#### STATED EXERCISE:
Recast the material as a Markdown table with the columns Row and Entry, numbering each line and leaving out blank lines. Begin at the very first line of the material and stop after the line that contains "header-cell: Gross Weight".

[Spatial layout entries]

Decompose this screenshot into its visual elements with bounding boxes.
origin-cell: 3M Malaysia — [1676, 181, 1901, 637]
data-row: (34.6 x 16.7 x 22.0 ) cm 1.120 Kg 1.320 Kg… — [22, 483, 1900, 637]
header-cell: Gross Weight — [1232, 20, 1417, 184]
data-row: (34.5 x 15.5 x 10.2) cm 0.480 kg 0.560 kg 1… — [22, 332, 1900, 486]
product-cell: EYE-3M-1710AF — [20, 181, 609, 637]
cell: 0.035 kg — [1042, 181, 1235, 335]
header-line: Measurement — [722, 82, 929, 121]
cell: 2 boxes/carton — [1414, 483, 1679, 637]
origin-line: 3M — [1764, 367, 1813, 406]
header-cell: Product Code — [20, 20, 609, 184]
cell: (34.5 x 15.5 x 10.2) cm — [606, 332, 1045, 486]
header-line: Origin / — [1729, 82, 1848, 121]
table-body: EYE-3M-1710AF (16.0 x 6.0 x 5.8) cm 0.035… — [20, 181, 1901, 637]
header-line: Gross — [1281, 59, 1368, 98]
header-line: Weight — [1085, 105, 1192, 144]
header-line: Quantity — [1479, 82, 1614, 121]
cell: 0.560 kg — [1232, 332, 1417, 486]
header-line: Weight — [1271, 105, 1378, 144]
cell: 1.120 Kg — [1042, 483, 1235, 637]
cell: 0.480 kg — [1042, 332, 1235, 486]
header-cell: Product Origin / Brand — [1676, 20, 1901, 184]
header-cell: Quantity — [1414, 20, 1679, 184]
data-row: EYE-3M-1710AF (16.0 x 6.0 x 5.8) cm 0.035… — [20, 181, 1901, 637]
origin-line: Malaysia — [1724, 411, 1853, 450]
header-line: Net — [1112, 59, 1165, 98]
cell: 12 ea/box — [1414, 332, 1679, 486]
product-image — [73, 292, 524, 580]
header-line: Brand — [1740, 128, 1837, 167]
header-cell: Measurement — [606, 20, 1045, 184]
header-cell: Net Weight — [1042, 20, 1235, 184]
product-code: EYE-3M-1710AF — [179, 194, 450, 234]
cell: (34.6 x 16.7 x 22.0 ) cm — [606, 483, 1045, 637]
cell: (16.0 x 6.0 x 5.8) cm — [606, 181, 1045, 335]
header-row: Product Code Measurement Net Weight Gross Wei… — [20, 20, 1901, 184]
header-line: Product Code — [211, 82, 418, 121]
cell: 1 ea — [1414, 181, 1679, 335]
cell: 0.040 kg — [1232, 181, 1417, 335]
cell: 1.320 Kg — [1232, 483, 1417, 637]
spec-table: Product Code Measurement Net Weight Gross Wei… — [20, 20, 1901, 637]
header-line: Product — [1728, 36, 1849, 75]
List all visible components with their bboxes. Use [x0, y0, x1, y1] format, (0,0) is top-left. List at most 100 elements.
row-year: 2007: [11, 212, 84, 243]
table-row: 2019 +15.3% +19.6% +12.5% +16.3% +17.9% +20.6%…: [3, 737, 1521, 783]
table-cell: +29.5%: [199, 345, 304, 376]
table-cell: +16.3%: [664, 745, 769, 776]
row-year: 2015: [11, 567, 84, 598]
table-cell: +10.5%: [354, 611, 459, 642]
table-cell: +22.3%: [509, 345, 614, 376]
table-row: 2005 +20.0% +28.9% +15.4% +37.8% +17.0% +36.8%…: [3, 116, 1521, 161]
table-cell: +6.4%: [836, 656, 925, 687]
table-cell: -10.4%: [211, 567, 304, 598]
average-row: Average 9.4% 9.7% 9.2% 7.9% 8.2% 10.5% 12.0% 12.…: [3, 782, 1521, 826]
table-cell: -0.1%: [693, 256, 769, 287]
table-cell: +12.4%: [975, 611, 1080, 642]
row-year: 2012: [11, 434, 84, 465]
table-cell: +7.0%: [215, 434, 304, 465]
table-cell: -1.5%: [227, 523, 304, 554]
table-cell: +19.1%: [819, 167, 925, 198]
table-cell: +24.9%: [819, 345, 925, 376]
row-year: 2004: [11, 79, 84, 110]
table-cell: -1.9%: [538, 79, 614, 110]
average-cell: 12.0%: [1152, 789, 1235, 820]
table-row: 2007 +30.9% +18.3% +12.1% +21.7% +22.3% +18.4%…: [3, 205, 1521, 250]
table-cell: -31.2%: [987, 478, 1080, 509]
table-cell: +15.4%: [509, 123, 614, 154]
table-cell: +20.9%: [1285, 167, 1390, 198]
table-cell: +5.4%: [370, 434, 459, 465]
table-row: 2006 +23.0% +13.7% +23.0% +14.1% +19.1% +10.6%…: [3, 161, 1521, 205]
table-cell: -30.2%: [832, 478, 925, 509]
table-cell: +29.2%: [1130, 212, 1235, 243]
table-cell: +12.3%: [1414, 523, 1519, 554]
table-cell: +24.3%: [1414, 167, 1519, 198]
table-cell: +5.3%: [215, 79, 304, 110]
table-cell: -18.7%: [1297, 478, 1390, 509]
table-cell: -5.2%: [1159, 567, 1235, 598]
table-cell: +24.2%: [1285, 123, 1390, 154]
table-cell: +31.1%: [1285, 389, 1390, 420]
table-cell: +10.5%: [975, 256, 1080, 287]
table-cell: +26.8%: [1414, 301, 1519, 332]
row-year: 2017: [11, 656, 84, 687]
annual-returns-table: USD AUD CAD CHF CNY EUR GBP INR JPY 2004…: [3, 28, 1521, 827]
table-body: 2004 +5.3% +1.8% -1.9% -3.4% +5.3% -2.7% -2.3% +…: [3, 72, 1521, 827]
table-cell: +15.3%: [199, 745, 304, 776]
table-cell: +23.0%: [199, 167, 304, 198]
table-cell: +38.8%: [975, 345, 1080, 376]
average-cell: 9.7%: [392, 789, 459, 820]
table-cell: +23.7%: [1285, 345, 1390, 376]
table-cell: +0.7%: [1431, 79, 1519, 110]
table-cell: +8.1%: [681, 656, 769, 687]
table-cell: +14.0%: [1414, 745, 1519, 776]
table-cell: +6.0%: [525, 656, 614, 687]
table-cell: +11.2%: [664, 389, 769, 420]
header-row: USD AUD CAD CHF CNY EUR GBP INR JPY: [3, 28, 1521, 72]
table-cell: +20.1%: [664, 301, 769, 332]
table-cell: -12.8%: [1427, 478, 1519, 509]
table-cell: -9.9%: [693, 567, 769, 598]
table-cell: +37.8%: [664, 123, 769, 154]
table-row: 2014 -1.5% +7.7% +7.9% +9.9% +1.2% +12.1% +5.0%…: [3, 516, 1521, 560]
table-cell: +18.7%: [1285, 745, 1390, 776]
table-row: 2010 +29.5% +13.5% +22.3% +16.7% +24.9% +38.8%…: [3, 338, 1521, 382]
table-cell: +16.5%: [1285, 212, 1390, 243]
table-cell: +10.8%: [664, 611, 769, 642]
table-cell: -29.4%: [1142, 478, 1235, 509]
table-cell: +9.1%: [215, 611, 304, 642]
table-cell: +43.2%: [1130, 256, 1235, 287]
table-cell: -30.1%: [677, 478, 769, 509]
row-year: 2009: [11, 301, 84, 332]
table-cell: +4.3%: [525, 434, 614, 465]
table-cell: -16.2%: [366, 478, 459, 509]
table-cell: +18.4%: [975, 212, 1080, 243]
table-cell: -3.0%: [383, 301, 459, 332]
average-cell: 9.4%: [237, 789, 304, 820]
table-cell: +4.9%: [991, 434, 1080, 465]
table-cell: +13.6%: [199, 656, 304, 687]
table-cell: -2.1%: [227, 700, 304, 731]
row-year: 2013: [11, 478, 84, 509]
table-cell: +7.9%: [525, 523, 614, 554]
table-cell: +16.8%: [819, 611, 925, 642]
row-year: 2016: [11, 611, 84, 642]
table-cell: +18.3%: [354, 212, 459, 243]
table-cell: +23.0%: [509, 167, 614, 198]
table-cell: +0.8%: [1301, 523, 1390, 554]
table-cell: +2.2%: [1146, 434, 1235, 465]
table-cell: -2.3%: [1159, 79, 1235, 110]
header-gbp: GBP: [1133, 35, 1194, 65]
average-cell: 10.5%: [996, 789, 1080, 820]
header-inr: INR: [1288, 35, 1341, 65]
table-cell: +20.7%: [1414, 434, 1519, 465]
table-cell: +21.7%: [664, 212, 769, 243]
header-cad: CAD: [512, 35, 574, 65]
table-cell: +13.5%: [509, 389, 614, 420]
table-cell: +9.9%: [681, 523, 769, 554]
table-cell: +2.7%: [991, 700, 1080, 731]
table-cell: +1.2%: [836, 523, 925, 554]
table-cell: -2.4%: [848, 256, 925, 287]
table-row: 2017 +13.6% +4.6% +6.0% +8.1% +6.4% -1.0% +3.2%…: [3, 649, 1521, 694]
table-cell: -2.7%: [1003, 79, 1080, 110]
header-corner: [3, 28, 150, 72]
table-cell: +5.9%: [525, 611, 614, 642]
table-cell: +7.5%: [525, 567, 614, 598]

#### RESULT OF THIS EXERCISE:
| Row | Entry |
|---|---|
| 1 | Decompose this screenshot into its visual elements with bounding boxes. |
| 2 | origin-cell: 3M Malaysia — [1676, 181, 1901, 637] |
| 3 | data-row: (34.6 x 16.7 x 22.0 ) cm 1.120 Kg 1.320 Kg… — [22, 483, 1900, 637] |
| 4 | header-cell: Gross Weight — [1232, 20, 1417, 184] |